***** THE RECORDS *****

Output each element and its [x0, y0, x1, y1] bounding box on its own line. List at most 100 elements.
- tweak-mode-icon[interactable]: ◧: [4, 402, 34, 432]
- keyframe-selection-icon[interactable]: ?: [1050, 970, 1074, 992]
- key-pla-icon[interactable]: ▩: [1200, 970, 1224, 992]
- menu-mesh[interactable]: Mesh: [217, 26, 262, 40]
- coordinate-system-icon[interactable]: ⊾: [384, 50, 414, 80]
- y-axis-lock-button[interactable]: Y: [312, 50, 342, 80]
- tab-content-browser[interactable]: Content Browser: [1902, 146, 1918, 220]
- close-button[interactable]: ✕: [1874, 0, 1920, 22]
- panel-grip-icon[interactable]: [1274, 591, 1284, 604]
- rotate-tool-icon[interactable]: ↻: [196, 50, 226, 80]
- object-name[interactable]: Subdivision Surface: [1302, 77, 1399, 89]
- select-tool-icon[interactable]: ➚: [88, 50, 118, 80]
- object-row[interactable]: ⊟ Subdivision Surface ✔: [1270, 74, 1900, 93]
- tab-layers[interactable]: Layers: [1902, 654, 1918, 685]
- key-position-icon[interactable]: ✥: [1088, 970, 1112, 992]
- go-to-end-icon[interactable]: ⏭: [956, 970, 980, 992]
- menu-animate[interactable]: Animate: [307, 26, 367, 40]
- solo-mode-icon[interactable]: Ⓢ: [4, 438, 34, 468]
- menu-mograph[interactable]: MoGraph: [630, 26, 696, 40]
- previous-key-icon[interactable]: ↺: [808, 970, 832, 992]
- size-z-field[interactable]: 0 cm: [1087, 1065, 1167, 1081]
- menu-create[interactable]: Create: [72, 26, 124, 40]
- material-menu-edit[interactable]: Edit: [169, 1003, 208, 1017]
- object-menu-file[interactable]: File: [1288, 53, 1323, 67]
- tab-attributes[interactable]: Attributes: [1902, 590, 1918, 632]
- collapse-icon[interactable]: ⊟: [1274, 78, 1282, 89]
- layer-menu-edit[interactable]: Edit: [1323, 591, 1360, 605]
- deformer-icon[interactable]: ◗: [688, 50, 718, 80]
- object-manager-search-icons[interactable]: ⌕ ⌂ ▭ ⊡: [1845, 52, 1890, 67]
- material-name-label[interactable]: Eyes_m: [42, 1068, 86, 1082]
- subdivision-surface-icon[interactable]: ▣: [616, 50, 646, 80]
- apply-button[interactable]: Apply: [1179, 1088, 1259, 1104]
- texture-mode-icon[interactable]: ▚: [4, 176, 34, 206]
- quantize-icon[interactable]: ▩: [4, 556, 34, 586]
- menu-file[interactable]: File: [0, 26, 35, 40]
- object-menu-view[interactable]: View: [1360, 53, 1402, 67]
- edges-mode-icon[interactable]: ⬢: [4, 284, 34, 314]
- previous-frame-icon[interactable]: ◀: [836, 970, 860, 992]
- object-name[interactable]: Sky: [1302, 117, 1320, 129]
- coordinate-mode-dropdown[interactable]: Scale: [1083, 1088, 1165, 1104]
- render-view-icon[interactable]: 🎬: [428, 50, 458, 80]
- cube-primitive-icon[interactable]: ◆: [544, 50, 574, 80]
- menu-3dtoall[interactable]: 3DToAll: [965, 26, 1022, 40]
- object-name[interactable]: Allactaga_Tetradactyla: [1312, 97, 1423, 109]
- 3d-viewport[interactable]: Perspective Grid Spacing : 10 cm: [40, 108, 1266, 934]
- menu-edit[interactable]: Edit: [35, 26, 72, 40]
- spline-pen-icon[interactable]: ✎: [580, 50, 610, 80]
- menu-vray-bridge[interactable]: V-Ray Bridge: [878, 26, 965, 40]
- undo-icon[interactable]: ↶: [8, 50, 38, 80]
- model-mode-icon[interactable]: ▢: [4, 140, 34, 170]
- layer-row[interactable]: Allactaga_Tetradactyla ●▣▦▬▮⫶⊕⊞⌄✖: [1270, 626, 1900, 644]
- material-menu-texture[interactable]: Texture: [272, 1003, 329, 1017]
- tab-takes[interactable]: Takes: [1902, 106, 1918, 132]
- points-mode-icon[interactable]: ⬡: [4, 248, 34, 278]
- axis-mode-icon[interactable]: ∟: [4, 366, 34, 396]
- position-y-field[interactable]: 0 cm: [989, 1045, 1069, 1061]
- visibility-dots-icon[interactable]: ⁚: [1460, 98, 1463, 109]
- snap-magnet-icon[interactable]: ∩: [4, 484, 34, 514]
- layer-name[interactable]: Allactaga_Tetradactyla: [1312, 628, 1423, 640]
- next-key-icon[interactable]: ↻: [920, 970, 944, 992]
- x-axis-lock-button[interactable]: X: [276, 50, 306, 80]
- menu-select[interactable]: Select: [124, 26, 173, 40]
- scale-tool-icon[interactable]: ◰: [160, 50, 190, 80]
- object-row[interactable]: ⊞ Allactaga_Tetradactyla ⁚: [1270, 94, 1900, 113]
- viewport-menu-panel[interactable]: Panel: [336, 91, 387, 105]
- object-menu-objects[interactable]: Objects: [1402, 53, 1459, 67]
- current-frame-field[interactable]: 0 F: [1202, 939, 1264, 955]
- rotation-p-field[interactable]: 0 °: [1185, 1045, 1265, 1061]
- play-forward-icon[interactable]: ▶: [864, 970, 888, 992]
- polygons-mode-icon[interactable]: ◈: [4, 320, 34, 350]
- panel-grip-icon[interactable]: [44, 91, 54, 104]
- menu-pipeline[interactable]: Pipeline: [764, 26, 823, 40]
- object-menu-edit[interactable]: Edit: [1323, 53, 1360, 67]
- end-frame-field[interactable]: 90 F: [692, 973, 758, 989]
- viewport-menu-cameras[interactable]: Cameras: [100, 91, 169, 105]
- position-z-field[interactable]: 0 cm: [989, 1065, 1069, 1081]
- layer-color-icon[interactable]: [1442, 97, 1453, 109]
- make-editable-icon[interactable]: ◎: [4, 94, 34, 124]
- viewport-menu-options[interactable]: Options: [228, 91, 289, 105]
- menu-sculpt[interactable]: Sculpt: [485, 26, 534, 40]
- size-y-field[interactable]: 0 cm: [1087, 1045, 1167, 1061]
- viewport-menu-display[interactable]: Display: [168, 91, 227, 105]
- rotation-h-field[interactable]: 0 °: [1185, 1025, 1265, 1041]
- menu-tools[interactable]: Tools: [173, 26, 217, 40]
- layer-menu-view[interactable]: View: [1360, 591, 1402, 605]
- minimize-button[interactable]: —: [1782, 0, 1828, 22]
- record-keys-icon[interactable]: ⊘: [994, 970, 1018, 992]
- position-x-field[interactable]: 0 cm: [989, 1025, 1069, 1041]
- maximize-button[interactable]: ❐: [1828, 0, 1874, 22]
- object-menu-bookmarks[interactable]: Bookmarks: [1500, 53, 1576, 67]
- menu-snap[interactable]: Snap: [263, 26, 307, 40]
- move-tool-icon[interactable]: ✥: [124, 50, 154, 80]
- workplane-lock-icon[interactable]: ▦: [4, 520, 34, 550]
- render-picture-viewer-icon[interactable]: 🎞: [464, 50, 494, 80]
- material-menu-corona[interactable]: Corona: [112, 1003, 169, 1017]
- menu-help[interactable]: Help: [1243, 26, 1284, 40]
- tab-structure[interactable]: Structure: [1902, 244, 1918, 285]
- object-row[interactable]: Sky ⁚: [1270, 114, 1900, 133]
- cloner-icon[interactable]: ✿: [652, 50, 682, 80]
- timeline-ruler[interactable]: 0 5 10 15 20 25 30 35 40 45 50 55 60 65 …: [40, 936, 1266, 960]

*****

## [DIRECTIVE]
Put every row above into a numbered list, one row per item, and leave out any blank lines.

## [RESPONSE]
1. Output each element and its [x0, y0, x1, y1] bounding box on its own line. List at most 100 elements.
2. - tweak-mode-icon[interactable]: ◧: [4, 402, 34, 432]
3. - keyframe-selection-icon[interactable]: ?: [1050, 970, 1074, 992]
4. - key-pla-icon[interactable]: ▩: [1200, 970, 1224, 992]
5. - menu-mesh[interactable]: Mesh: [217, 26, 262, 40]
6. - coordinate-system-icon[interactable]: ⊾: [384, 50, 414, 80]
7. - y-axis-lock-button[interactable]: Y: [312, 50, 342, 80]
8. - tab-content-browser[interactable]: Content Browser: [1902, 146, 1918, 220]
9. - close-button[interactable]: ✕: [1874, 0, 1920, 22]
10. - panel-grip-icon[interactable]: [1274, 591, 1284, 604]
11. - rotate-tool-icon[interactable]: ↻: [196, 50, 226, 80]
12. - object-name[interactable]: Subdivision Surface: [1302, 77, 1399, 89]
13. - select-tool-icon[interactable]: ➚: [88, 50, 118, 80]
14. - object-row[interactable]: ⊟ Subdivision Surface ✔: [1270, 74, 1900, 93]
15. - tab-layers[interactable]: Layers: [1902, 654, 1918, 685]
16. - key-position-icon[interactable]: ✥: [1088, 970, 1112, 992]
17. - go-to-end-icon[interactable]: ⏭: [956, 970, 980, 992]
18. - menu-animate[interactable]: Animate: [307, 26, 367, 40]
19. - solo-mode-icon[interactable]: Ⓢ: [4, 438, 34, 468]
20. - menu-mograph[interactable]: MoGraph: [630, 26, 696, 40]
21. - previous-key-icon[interactable]: ↺: [808, 970, 832, 992]
22. - size-z-field[interactable]: 0 cm: [1087, 1065, 1167, 1081]
23. - menu-create[interactable]: Create: [72, 26, 124, 40]
24. - material-menu-edit[interactable]: Edit: [169, 1003, 208, 1017]
25. - object-menu-file[interactable]: File: [1288, 53, 1323, 67]
26. - tab-attributes[interactable]: Attributes: [1902, 590, 1918, 632]
27. - collapse-icon[interactable]: ⊟: [1274, 78, 1282, 89]
28. - layer-menu-edit[interactable]: Edit: [1323, 591, 1360, 605]
29. - deformer-icon[interactable]: ◗: [688, 50, 718, 80]
30. - object-manager-search-icons[interactable]: ⌕ ⌂ ▭ ⊡: [1845, 52, 1890, 67]
31. - material-name-label[interactable]: Eyes_m: [42, 1068, 86, 1082]
32. - subdivision-surface-icon[interactable]: ▣: [616, 50, 646, 80]
33. - apply-button[interactable]: Apply: [1179, 1088, 1259, 1104]
34. - texture-mode-icon[interactable]: ▚: [4, 176, 34, 206]
35. - quantize-icon[interactable]: ▩: [4, 556, 34, 586]
36. - menu-file[interactable]: File: [0, 26, 35, 40]
37. - object-menu-view[interactable]: View: [1360, 53, 1402, 67]
38. - edges-mode-icon[interactable]: ⬢: [4, 284, 34, 314]
39. - previous-frame-icon[interactable]: ◀: [836, 970, 860, 992]
40. - object-name[interactable]: Sky: [1302, 117, 1320, 129]
41. - coordinate-mode-dropdown[interactable]: Scale: [1083, 1088, 1165, 1104]
42. - render-view-icon[interactable]: 🎬: [428, 50, 458, 80]
43. - cube-primitive-icon[interactable]: ◆: [544, 50, 574, 80]
44. - menu-3dtoall[interactable]: 3DToAll: [965, 26, 1022, 40]
45. - object-name[interactable]: Allactaga_Tetradactyla: [1312, 97, 1423, 109]
46. - 3d-viewport[interactable]: Perspective Grid Spacing : 10 cm: [40, 108, 1266, 934]
47. - menu-edit[interactable]: Edit: [35, 26, 72, 40]
48. - spline-pen-icon[interactable]: ✎: [580, 50, 610, 80]
49. - menu-vray-bridge[interactable]: V-Ray Bridge: [878, 26, 965, 40]
50. - undo-icon[interactable]: ↶: [8, 50, 38, 80]
51. - model-mode-icon[interactable]: ▢: [4, 140, 34, 170]
52. - layer-row[interactable]: Allactaga_Tetradactyla ●▣▦▬▮⫶⊕⊞⌄✖: [1270, 626, 1900, 644]
53. - material-menu-texture[interactable]: Texture: [272, 1003, 329, 1017]
54. - tab-takes[interactable]: Takes: [1902, 106, 1918, 132]
55. - points-mode-icon[interactable]: ⬡: [4, 248, 34, 278]
56. - axis-mode-icon[interactable]: ∟: [4, 366, 34, 396]
57. - position-y-field[interactable]: 0 cm: [989, 1045, 1069, 1061]
58. - visibility-dots-icon[interactable]: ⁚: [1460, 98, 1463, 109]
59. - snap-magnet-icon[interactable]: ∩: [4, 484, 34, 514]
60. - layer-name[interactable]: Allactaga_Tetradactyla: [1312, 628, 1423, 640]
61. - next-key-icon[interactable]: ↻: [920, 970, 944, 992]
62. - x-axis-lock-button[interactable]: X: [276, 50, 306, 80]
63. - menu-select[interactable]: Select: [124, 26, 173, 40]
64. - scale-tool-icon[interactable]: ◰: [160, 50, 190, 80]
65. - object-row[interactable]: ⊞ Allactaga_Tetradactyla ⁚: [1270, 94, 1900, 113]
66. - viewport-menu-panel[interactable]: Panel: [336, 91, 387, 105]
67. - object-menu-objects[interactable]: Objects: [1402, 53, 1459, 67]
68. - current-frame-field[interactable]: 0 F: [1202, 939, 1264, 955]
69. - rotation-p-field[interactable]: 0 °: [1185, 1045, 1265, 1061]
70. - play-forward-icon[interactable]: ▶: [864, 970, 888, 992]
71. - polygons-mode-icon[interactable]: ◈: [4, 320, 34, 350]
72. - panel-grip-icon[interactable]: [44, 91, 54, 104]
73. - menu-pipeline[interactable]: Pipeline: [764, 26, 823, 40]
74. - object-menu-edit[interactable]: Edit: [1323, 53, 1360, 67]
75. - end-frame-field[interactable]: 90 F: [692, 973, 758, 989]
76. - viewport-menu-cameras[interactable]: Cameras: [100, 91, 169, 105]
77. - position-z-field[interactable]: 0 cm: [989, 1065, 1069, 1081]
78. - layer-color-icon[interactable]: [1442, 97, 1453, 109]
79. - make-editable-icon[interactable]: ◎: [4, 94, 34, 124]
80. - viewport-menu-options[interactable]: Options: [228, 91, 289, 105]
81. - menu-sculpt[interactable]: Sculpt: [485, 26, 534, 40]
82. - size-y-field[interactable]: 0 cm: [1087, 1045, 1167, 1061]
83. - viewport-menu-display[interactable]: Display: [168, 91, 227, 105]
84. - rotation-h-field[interactable]: 0 °: [1185, 1025, 1265, 1041]
85. - menu-tools[interactable]: Tools: [173, 26, 217, 40]
86. - layer-menu-view[interactable]: View: [1360, 591, 1402, 605]
87. - minimize-button[interactable]: —: [1782, 0, 1828, 22]
88. - record-keys-icon[interactable]: ⊘: [994, 970, 1018, 992]
89. - position-x-field[interactable]: 0 cm: [989, 1025, 1069, 1041]
90. - maximize-button[interactable]: ❐: [1828, 0, 1874, 22]
91. - object-menu-bookmarks[interactable]: Bookmarks: [1500, 53, 1576, 67]
92. - menu-snap[interactable]: Snap: [263, 26, 307, 40]
93. - move-tool-icon[interactable]: ✥: [124, 50, 154, 80]
94. - workplane-lock-icon[interactable]: ▦: [4, 520, 34, 550]
95. - render-picture-viewer-icon[interactable]: 🎞: [464, 50, 494, 80]
96. - material-menu-corona[interactable]: Corona: [112, 1003, 169, 1017]
97. - menu-help[interactable]: Help: [1243, 26, 1284, 40]
98. - tab-structure[interactable]: Structure: [1902, 244, 1918, 285]
99. - object-row[interactable]: Sky ⁚: [1270, 114, 1900, 133]
100. - cloner-icon[interactable]: ✿: [652, 50, 682, 80]
101. - timeline-ruler[interactable]: 0 5 10 15 20 25 30 35 40 45 50 55 60 65 …: [40, 936, 1266, 960]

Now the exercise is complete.